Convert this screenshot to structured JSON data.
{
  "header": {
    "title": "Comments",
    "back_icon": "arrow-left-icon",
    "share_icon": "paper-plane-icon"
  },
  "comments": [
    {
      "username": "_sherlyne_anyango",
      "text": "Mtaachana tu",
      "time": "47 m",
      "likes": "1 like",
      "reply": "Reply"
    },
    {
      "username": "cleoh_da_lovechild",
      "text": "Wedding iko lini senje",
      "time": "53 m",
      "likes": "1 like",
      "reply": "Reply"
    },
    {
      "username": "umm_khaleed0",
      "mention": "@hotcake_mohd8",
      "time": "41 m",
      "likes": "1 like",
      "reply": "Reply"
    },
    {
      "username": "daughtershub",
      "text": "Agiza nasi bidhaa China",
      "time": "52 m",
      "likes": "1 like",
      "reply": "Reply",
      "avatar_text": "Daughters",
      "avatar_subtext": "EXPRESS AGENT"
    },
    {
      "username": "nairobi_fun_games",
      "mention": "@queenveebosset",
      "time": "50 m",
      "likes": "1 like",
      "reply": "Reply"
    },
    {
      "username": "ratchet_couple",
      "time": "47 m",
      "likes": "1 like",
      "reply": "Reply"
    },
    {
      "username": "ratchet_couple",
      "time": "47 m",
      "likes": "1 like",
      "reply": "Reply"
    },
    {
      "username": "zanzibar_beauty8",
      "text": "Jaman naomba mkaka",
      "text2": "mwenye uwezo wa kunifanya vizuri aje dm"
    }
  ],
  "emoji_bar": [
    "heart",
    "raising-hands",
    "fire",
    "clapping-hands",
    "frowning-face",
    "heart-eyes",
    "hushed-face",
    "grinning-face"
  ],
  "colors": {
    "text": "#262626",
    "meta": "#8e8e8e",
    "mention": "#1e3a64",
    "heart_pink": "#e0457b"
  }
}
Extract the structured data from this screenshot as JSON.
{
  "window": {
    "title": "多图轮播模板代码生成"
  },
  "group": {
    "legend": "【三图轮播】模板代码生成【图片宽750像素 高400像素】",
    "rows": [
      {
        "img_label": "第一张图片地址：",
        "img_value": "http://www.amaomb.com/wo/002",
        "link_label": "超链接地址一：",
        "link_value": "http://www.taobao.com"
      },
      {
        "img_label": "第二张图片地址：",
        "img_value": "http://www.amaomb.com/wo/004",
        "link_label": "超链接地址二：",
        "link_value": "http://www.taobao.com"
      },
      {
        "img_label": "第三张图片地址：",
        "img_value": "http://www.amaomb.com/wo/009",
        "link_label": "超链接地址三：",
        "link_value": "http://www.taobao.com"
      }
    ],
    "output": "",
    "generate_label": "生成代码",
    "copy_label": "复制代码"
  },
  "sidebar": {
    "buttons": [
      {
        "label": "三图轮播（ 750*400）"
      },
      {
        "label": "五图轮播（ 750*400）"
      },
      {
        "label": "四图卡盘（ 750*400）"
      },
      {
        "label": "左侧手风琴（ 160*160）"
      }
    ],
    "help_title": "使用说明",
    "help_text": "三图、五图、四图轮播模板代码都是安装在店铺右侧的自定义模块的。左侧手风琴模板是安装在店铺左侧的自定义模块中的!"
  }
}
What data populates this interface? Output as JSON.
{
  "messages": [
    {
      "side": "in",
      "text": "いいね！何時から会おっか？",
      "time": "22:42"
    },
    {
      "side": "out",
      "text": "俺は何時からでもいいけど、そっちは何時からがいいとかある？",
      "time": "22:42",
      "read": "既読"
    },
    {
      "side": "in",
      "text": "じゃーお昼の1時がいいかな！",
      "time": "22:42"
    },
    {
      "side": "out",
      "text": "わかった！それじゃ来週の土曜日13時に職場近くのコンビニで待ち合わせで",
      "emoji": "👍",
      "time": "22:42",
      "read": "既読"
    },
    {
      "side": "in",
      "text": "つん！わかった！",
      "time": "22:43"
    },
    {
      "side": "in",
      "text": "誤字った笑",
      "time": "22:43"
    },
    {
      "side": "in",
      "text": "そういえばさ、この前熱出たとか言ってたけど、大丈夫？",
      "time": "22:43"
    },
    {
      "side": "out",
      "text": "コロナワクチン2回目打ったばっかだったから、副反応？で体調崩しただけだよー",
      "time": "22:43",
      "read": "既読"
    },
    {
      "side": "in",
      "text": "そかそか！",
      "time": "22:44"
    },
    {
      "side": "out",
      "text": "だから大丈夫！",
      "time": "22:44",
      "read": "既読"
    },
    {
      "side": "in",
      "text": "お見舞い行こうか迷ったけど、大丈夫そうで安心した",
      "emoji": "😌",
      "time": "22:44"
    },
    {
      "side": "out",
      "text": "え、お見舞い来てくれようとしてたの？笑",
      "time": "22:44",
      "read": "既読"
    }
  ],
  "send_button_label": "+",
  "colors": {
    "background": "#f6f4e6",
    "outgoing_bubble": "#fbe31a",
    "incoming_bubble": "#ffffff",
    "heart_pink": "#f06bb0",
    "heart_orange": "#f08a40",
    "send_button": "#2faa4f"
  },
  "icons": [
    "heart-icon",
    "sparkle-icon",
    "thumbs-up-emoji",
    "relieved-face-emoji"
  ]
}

[Challenge]:
Each record should come back exactly as written.

[Written response]:
Convert this screenshot to structured JSON data.
{
  "header": {
    "title": "Comments",
    "back_icon": "arrow-left-icon",
    "share_icon": "paper-plane-icon"
  },
  "comments": [
    {
      "username": "_sherlyne_anyango",
      "text": "Mtaachana tu",
      "time": "47 m",
      "likes": "1 like",
      "reply": "Reply"
    },
    {
      "username": "cleoh_da_lovechild",
      "text": "Wedding iko lini senje",
      "time": "53 m",
      "likes": "1 like",
      "reply": "Reply"
    },
    {
      "username": "umm_khaleed0",
      "mention": "@hotcake_mohd8",
      "time": "41 m",
      "likes": "1 like",
      "reply": "Reply"
    },
    {
      "username": "daughtershub",
      "text": "Agiza nasi bidhaa China",
      "time": "52 m",
      "likes": "1 like",
      "reply": "Reply",
      "avatar_text": "Daughters",
      "avatar_subtext": "EXPRESS AGENT"
    },
    {
      "username": "nairobi_fun_games",
      "mention": "@queenveebosset",
      "time": "50 m",
      "likes": "1 like",
      "reply": "Reply"
    },
    {
      "username": "ratchet_couple",
      "time": "47 m",
      "likes": "1 like",
      "reply": "Reply"
    },
    {
      "username": "ratchet_couple",
      "time": "47 m",
      "likes": "1 like",
      "reply": "Reply"
    },
    {
      "username": "zanzibar_beauty8",
      "text": "Jaman naomba mkaka",
      "text2": "mwenye uwezo wa kunifanya vizuri aje dm"
    }
  ],
  "emoji_bar": [
    "heart",
    "raising-hands",
    "fire",
    "clapping-hands",
    "frowning-face",
    "heart-eyes",
    "hushed-face",
    "grinning-face"
  ],
  "colors": {
    "text": "#262626",
    "meta": "#8e8e8e",
    "mention": "#1e3a64",
    "heart_pink": "#e0457b"
  }
}
Extract the structured data from this screenshot as JSON.
{
  "window": {
    "title": "多图轮播模板代码生成"
  },
  "group": {
    "legend": "【三图轮播】模板代码生成【图片宽750像素 高400像素】",
    "rows": [
      {
        "img_label": "第一张图片地址：",
        "img_value": "http://www.amaomb.com/wo/002",
        "link_label": "超链接地址一：",
        "link_value": "http://www.taobao.com"
      },
      {
        "img_label": "第二张图片地址：",
        "img_value": "http://www.amaomb.com/wo/004",
        "link_label": "超链接地址二：",
        "link_value": "http://www.taobao.com"
      },
      {
        "img_label": "第三张图片地址：",
        "img_value": "http://www.amaomb.com/wo/009",
        "link_label": "超链接地址三：",
        "link_value": "http://www.taobao.com"
      }
    ],
    "output": "",
    "generate_label": "生成代码",
    "copy_label": "复制代码"
  },
  "sidebar": {
    "buttons": [
      {
        "label": "三图轮播（ 750*400）"
      },
      {
        "label": "五图轮播（ 750*400）"
      },
      {
        "label": "四图卡盘（ 750*400）"
      },
      {
        "label": "左侧手风琴（ 160*160）"
      }
    ],
    "help_title": "使用说明",
    "help_text": "三图、五图、四图轮播模板代码都是安装在店铺右侧的自定义模块的。左侧手风琴模板是安装在店铺左侧的自定义模块中的!"
  }
}
What data populates this interface? Output as JSON.
{
  "messages": [
    {
      "side": "in",
      "text": "いいね！何時から会おっか？",
      "time": "22:42"
    },
    {
      "side": "out",
      "text": "俺は何時からでもいいけど、そっちは何時からがいいとかある？",
      "time": "22:42",
      "read": "既読"
    },
    {
      "side": "in",
      "text": "じゃーお昼の1時がいいかな！",
      "time": "22:42"
    },
    {
      "side": "out",
      "text": "わかった！それじゃ来週の土曜日13時に職場近くのコンビニで待ち合わせで",
      "emoji": "👍",
      "time": "22:42",
      "read": "既読"
    },
    {
      "side": "in",
      "text": "つん！わかった！",
      "time": "22:43"
    },
    {
      "side": "in",
      "text": "誤字った笑",
      "time": "22:43"
    },
    {
      "side": "in",
      "text": "そういえばさ、この前熱出たとか言ってたけど、大丈夫？",
      "time": "22:43"
    },
    {
      "side": "out",
      "text": "コロナワクチン2回目打ったばっかだったから、副反応？で体調崩しただけだよー",
      "time": "22:43",
      "read": "既読"
    },
    {
      "side": "in",
      "text": "そかそか！",
      "time": "22:44"
    },
    {
      "side": "out",
      "text": "だから大丈夫！",
      "time": "22:44",
      "read": "既読"
    },
    {
      "side": "in",
      "text": "お見舞い行こうか迷ったけど、大丈夫そうで安心した",
      "emoji": "😌",
      "time": "22:44"
    },
    {
      "side": "out",
      "text": "え、お見舞い来てくれようとしてたの？笑",
      "time": "22:44",
      "read": "既読"
    }
  ],
  "send_button_label": "+",
  "colors": {
    "background": "#f6f4e6",
    "outgoing_bubble": "#fbe31a",
    "incoming_bubble": "#ffffff",
    "heart_pink": "#f06bb0",
    "heart_orange": "#f08a40",
    "send_button": "#2faa4f"
  },
  "icons": [
    "heart-icon",
    "sparkle-icon",
    "thumbs-up-emoji",
    "relieved-face-emoji"
  ]
}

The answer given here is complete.